Entries from a dataset:
"""

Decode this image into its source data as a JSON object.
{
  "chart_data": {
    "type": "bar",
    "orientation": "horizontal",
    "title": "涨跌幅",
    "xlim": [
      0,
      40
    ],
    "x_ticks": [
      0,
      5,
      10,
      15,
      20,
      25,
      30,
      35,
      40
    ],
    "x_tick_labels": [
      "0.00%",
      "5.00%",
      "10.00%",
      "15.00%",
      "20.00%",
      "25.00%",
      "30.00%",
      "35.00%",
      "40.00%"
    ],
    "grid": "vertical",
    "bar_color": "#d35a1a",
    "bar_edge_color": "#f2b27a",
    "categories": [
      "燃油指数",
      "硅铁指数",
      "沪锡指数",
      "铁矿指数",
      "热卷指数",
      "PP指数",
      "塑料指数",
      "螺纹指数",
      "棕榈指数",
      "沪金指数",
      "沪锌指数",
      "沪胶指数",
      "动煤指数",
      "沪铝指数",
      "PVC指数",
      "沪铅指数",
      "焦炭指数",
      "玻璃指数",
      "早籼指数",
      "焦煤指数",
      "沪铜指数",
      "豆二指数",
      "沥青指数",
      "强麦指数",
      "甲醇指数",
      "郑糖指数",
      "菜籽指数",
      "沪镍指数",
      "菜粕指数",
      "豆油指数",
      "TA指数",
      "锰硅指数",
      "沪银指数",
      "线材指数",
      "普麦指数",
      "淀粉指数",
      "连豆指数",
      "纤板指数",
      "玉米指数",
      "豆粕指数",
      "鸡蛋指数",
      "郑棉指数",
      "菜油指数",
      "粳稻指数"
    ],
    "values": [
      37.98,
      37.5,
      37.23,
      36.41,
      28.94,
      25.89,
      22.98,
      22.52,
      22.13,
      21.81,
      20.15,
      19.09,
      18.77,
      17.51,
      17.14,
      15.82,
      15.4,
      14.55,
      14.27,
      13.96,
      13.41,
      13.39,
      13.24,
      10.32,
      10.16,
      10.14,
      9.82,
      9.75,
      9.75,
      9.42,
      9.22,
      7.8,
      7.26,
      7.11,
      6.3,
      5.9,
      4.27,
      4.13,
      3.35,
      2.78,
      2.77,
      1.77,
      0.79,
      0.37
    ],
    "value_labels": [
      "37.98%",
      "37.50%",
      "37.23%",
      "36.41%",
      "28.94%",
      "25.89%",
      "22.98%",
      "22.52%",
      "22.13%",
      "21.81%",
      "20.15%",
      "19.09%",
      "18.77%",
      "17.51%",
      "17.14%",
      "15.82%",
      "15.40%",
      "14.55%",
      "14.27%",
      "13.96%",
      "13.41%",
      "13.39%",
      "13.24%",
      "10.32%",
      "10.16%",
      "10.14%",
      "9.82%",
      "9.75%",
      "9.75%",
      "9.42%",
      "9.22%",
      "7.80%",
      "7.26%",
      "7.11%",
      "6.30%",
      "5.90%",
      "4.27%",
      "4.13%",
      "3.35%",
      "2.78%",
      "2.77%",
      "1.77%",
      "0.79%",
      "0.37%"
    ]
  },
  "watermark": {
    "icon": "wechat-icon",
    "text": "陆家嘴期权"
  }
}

"""

Challenge:
Return each line of the data exactly as written above.

Output of the exercise:
Decode this image into its source data as a JSON object.
{
  "chart_data": {
    "type": "bar",
    "orientation": "horizontal",
    "title": "涨跌幅",
    "xlim": [
      0,
      40
    ],
    "x_ticks": [
      0,
      5,
      10,
      15,
      20,
      25,
      30,
      35,
      40
    ],
    "x_tick_labels": [
      "0.00%",
      "5.00%",
      "10.00%",
      "15.00%",
      "20.00%",
      "25.00%",
      "30.00%",
      "35.00%",
      "40.00%"
    ],
    "grid": "vertical",
    "bar_color": "#d35a1a",
    "bar_edge_color": "#f2b27a",
    "categories": [
      "燃油指数",
      "硅铁指数",
      "沪锡指数",
      "铁矿指数",
      "热卷指数",
      "PP指数",
      "塑料指数",
      "螺纹指数",
      "棕榈指数",
      "沪金指数",
      "沪锌指数",
      "沪胶指数",
      "动煤指数",
      "沪铝指数",
      "PVC指数",
      "沪铅指数",
      "焦炭指数",
      "玻璃指数",
      "早籼指数",
      "焦煤指数",
      "沪铜指数",
      "豆二指数",
      "沥青指数",
      "强麦指数",
      "甲醇指数",
      "郑糖指数",
      "菜籽指数",
      "沪镍指数",
      "菜粕指数",
      "豆油指数",
      "TA指数",
      "锰硅指数",
      "沪银指数",
      "线材指数",
      "普麦指数",
      "淀粉指数",
      "连豆指数",
      "纤板指数",
      "玉米指数",
      "豆粕指数",
      "鸡蛋指数",
      "郑棉指数",
      "菜油指数",
      "粳稻指数"
    ],
    "values": [
      37.98,
      37.5,
      37.23,
      36.41,
      28.94,
      25.89,
      22.98,
      22.52,
      22.13,
      21.81,
      20.15,
      19.09,
      18.77,
      17.51,
      17.14,
      15.82,
      15.4,
      14.55,
      14.27,
      13.96,
      13.41,
      13.39,
      13.24,
      10.32,
      10.16,
      10.14,
      9.82,
      9.75,
      9.75,
      9.42,
      9.22,
      7.8,
      7.26,
      7.11,
      6.3,
      5.9,
      4.27,
      4.13,
      3.35,
      2.78,
      2.77,
      1.77,
      0.79,
      0.37
    ],
    "value_labels": [
      "37.98%",
      "37.50%",
      "37.23%",
      "36.41%",
      "28.94%",
      "25.89%",
      "22.98%",
      "22.52%",
      "22.13%",
      "21.81%",
      "20.15%",
      "19.09%",
      "18.77%",
      "17.51%",
      "17.14%",
      "15.82%",
      "15.40%",
      "14.55%",
      "14.27%",
      "13.96%",
      "13.41%",
      "13.39%",
      "13.24%",
      "10.32%",
      "10.16%",
      "10.14%",
      "9.82%",
      "9.75%",
      "9.75%",
      "9.42%",
      "9.22%",
      "7.80%",
      "7.26%",
      "7.11%",
      "6.30%",
      "5.90%",
      "4.27%",
      "4.13%",
      "3.35%",
      "2.78%",
      "2.77%",
      "1.77%",
      "0.79%",
      "0.37%"
    ]
  },
  "watermark": {
    "icon": "wechat-icon",
    "text": "陆家嘴期权"
  }
}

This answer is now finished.